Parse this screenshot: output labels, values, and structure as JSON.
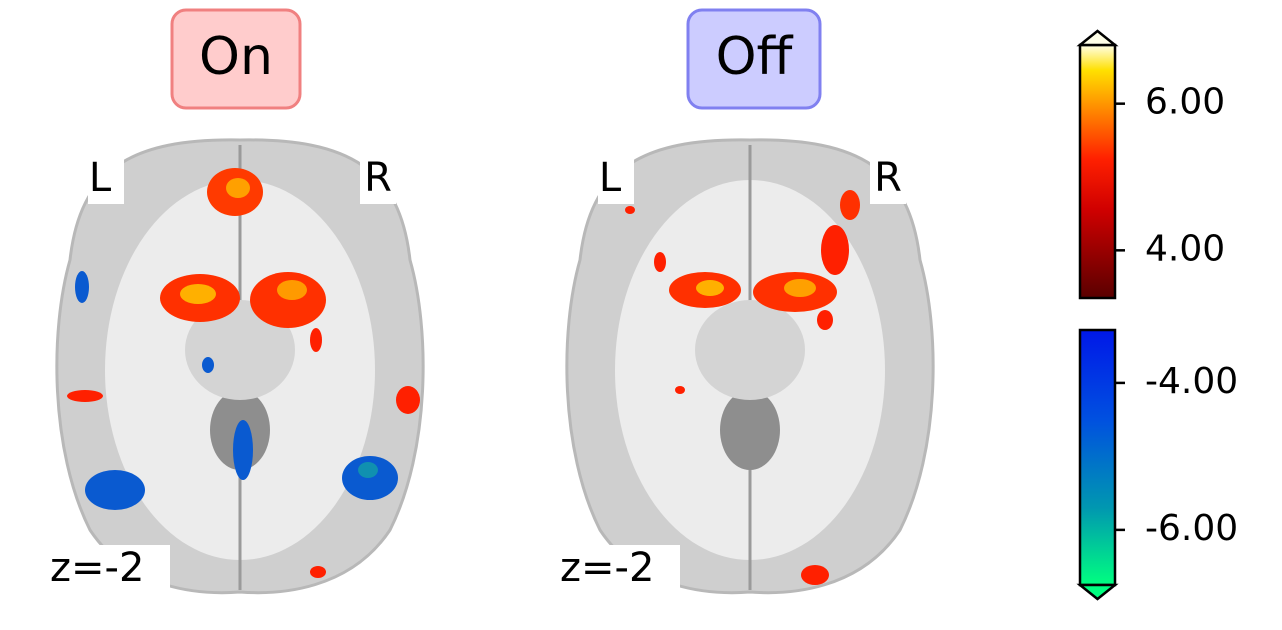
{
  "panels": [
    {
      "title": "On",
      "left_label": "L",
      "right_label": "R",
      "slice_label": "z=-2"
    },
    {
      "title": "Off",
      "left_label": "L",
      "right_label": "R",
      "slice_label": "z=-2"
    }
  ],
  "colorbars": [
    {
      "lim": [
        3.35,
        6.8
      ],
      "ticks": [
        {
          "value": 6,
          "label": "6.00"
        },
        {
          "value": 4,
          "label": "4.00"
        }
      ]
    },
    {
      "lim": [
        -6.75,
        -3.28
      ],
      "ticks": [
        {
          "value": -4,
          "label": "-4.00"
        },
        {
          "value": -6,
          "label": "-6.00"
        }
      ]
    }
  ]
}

══════════

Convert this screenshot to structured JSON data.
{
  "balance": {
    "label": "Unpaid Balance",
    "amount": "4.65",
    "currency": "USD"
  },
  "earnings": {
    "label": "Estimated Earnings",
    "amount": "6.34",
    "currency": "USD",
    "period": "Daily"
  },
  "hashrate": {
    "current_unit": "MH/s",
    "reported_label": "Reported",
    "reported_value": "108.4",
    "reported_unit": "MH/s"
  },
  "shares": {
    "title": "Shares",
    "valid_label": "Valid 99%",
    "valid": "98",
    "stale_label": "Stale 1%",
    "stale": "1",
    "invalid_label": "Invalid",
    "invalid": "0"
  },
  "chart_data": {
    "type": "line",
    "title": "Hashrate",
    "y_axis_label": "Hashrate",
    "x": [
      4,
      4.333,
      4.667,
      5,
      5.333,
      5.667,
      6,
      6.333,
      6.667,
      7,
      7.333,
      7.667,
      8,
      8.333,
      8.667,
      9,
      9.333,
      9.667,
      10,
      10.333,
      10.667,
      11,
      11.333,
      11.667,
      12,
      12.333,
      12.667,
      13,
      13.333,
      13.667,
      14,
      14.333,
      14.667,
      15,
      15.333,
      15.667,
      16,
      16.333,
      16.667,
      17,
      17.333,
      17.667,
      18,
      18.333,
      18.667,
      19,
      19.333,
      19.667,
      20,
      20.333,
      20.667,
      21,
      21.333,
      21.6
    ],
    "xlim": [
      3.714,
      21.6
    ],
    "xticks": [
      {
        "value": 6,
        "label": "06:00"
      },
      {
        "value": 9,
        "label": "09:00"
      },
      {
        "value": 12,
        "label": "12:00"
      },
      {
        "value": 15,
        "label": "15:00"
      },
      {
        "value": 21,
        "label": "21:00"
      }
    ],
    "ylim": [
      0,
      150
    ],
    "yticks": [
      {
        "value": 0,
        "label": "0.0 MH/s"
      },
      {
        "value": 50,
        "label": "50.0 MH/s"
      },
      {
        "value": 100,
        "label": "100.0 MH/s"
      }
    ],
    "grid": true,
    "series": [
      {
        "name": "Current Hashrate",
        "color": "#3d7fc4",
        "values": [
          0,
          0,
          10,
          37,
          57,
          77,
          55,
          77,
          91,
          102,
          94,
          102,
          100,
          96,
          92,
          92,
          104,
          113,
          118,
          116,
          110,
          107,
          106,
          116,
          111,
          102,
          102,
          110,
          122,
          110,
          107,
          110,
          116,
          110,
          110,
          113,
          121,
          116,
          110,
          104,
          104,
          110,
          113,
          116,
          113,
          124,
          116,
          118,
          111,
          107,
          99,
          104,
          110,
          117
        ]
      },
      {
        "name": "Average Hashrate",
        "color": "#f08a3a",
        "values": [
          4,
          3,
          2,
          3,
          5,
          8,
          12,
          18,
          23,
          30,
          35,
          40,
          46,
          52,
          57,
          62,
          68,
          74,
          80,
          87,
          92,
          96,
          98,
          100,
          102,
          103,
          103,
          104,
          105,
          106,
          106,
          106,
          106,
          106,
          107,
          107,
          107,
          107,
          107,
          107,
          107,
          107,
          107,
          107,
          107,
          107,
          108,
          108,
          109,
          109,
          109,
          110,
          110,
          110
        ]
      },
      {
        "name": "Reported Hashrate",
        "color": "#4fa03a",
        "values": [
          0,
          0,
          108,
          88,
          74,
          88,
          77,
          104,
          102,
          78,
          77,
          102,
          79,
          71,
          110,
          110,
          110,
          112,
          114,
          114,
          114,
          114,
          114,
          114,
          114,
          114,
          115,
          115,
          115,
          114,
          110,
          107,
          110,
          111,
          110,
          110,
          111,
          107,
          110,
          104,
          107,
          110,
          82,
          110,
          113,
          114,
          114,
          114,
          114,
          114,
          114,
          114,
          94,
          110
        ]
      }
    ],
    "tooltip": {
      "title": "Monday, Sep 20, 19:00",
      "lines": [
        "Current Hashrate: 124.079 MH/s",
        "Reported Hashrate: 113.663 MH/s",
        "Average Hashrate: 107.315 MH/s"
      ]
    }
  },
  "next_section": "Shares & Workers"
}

══════════

* [Task objective]
Tally up the lines with the word "Average" in them, and answer with that number by itself.

* [Output of the exercise]
2